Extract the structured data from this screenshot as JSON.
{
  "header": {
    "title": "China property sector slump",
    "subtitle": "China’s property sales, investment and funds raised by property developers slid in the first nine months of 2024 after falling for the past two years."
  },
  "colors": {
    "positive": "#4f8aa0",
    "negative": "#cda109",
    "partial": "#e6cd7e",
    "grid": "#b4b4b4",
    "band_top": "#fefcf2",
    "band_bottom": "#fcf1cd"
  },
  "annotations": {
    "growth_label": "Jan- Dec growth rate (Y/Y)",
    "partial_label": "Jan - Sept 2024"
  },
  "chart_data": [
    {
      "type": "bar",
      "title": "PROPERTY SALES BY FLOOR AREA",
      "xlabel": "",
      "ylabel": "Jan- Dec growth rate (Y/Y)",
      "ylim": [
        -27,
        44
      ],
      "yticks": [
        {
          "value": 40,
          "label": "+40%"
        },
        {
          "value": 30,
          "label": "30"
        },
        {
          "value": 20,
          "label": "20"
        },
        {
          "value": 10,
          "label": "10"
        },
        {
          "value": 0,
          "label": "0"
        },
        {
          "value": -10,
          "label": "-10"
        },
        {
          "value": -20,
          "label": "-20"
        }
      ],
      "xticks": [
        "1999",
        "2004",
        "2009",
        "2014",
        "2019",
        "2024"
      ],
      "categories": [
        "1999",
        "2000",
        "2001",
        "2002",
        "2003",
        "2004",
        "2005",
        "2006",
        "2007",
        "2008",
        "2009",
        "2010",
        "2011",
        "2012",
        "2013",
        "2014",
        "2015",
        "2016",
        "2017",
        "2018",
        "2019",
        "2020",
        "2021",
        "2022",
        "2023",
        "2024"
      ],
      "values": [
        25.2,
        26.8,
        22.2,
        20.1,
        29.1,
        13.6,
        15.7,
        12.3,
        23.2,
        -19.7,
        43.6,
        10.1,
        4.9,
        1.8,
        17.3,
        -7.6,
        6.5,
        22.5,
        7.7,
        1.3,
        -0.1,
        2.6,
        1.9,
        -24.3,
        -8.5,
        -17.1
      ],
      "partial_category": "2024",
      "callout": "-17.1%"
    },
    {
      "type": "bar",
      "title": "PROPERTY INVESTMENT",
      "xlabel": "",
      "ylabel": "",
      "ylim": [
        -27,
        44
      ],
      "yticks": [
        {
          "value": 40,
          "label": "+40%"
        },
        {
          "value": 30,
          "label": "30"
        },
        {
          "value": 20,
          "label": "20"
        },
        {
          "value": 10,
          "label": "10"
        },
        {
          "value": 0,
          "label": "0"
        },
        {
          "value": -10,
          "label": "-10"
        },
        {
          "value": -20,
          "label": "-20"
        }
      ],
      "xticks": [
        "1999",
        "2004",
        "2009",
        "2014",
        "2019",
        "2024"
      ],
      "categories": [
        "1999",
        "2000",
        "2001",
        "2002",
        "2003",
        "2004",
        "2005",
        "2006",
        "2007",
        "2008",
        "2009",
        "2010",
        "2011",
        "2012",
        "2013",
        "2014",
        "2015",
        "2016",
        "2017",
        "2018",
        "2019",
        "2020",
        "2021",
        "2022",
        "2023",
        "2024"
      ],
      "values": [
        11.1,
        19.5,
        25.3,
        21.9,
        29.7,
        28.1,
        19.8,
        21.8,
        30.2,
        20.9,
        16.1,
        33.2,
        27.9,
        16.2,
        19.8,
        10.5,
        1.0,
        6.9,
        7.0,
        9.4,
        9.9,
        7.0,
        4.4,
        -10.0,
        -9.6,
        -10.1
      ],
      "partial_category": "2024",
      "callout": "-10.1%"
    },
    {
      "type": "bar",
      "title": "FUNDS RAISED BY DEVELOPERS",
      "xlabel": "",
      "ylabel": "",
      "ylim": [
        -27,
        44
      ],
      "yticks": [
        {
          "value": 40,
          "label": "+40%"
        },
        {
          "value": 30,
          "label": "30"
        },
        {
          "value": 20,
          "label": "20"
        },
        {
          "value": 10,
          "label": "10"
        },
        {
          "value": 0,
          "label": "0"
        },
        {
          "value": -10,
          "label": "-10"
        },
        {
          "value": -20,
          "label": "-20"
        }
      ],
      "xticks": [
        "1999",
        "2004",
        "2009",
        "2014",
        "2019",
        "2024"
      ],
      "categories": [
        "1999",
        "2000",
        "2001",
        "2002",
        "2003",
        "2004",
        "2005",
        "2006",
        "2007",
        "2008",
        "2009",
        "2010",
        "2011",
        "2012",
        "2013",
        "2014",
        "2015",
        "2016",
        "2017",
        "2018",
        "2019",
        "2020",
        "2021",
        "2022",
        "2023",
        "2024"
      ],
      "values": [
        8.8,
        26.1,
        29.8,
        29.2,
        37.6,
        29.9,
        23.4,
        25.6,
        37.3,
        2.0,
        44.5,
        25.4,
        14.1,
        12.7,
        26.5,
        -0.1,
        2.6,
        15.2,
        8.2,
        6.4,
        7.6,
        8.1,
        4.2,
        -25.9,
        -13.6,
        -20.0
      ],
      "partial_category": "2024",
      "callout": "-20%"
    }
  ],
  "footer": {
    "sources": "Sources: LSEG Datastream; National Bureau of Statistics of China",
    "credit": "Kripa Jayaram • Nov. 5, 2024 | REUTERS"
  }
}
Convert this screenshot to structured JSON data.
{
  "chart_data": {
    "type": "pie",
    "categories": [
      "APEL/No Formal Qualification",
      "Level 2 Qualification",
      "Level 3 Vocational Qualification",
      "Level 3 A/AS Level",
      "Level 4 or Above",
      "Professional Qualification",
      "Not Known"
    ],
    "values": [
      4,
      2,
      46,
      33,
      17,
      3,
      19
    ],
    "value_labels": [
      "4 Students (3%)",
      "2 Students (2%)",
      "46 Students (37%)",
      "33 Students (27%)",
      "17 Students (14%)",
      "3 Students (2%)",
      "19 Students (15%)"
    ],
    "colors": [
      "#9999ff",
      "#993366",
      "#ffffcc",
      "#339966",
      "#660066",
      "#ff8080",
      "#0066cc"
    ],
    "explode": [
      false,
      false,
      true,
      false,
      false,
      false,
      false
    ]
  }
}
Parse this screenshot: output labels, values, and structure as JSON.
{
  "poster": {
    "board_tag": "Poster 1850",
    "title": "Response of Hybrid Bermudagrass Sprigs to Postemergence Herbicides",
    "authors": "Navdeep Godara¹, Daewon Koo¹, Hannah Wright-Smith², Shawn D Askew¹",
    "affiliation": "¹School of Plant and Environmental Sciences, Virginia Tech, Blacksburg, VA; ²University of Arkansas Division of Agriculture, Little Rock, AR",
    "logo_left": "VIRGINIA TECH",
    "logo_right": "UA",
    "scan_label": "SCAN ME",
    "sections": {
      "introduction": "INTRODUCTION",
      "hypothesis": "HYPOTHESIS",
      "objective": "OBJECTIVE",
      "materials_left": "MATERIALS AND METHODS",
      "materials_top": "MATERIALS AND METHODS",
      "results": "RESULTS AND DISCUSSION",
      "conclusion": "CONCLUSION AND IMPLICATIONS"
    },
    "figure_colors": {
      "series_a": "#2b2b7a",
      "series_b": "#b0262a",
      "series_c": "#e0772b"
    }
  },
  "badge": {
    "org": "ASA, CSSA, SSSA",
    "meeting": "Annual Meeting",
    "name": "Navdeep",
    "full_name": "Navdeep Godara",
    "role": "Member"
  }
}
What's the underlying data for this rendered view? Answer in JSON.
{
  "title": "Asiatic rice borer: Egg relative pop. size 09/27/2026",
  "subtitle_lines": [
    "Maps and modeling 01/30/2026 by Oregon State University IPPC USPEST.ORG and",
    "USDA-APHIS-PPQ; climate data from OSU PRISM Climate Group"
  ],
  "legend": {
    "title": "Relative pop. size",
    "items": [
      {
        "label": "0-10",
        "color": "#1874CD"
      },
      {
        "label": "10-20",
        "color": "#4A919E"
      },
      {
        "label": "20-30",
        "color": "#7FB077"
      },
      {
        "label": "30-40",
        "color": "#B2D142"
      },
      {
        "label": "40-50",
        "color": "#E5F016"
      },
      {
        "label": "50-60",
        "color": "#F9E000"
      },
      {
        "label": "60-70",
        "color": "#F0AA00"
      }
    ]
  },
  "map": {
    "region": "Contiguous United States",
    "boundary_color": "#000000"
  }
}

....

## What this task involves
Read through the data and copy every line where "growth" shows up.

## Response to the exercise
    "growth_label": "Jan- Dec growth rate (Y/Y)",
      "ylabel": "Jan- Dec growth rate (Y/Y)",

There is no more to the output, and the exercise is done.